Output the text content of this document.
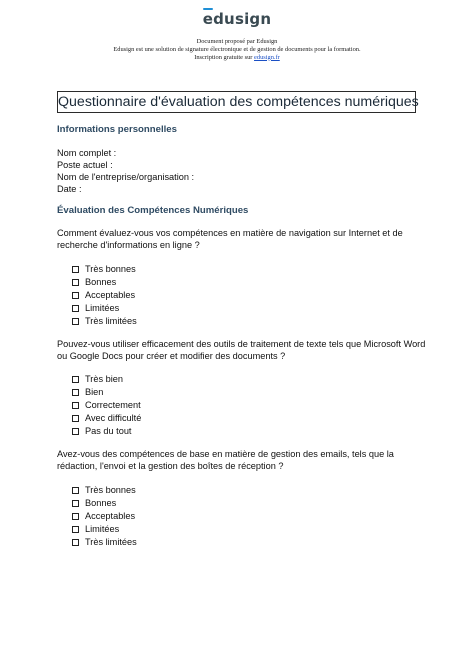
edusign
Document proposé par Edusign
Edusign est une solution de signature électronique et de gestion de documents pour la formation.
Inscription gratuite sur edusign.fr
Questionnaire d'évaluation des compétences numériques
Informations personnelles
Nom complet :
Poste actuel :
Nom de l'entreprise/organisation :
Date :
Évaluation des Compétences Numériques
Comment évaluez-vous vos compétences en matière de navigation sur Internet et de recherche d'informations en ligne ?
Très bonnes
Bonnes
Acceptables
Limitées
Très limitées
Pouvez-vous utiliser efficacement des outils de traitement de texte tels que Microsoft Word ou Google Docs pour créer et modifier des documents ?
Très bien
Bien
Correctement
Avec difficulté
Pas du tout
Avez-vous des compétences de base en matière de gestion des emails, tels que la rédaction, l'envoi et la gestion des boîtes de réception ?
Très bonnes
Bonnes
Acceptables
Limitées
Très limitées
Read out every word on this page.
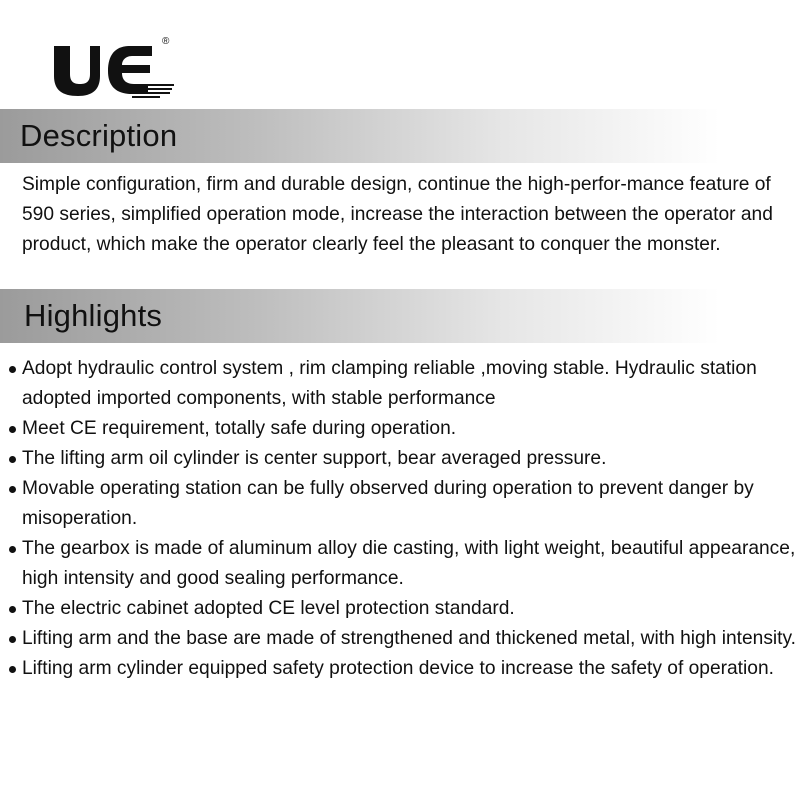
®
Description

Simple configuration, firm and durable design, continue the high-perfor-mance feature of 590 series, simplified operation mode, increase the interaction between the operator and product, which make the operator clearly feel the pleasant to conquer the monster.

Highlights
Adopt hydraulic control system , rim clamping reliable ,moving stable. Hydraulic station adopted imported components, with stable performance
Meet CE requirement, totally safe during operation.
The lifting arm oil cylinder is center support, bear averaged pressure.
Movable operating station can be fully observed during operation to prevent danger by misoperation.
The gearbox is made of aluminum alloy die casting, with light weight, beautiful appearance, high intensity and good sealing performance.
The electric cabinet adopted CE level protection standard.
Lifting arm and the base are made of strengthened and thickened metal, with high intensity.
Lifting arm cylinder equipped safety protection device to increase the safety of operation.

◆ DO THIS
Every entry must be reproduced exactly, with the images left out.

◆ RESULT BELOW
Output the text content of this document.
edusign
Document proposé par Edusign
Edusign est une solution de signature électronique et de gestion de documents pour la formation.
Inscription gratuite sur edusign.fr
Questionnaire d'évaluation des compétences numériques
Informations personnelles
Nom complet :
Poste actuel :
Nom de l'entreprise/organisation :
Date :
Évaluation des Compétences Numériques
Comment évaluez-vous vos compétences en matière de navigation sur Internet et de recherche d'informations en ligne ?
Très bonnes
Bonnes
Acceptables
Limitées
Très limitées
Pouvez-vous utiliser efficacement des outils de traitement de texte tels que Microsoft Word ou Google Docs pour créer et modifier des documents ?
Très bien
Bien
Correctement
Avec difficulté
Pas du tout
Avez-vous des compétences de base en matière de gestion des emails, tels que la rédaction, l'envoi et la gestion des boîtes de réception ?
Très bonnes
Bonnes
Acceptables
Limitées
Très limitées
Read out every word on this page.
®
Description

Simple configuration, firm and durable design, continue the high-perfor-mance feature of 590 series, simplified operation mode, increase the interaction between the operator and product, which make the operator clearly feel the pleasant to conquer the monster.

Highlights
Adopt hydraulic control system , rim clamping reliable ,moving stable. Hydraulic station adopted imported components, with stable performance
Meet CE requirement, totally safe during operation.
The lifting arm oil cylinder is center support, bear averaged pressure.
Movable operating station can be fully observed during operation to prevent danger by misoperation.
The gearbox is made of aluminum alloy die casting, with light weight, beautiful appearance, high intensity and good sealing performance.
The electric cabinet adopted CE level protection standard.
Lifting arm and the base are made of strengthened and thickened metal, with high intensity.
Lifting arm cylinder equipped safety protection device to increase the safety of operation.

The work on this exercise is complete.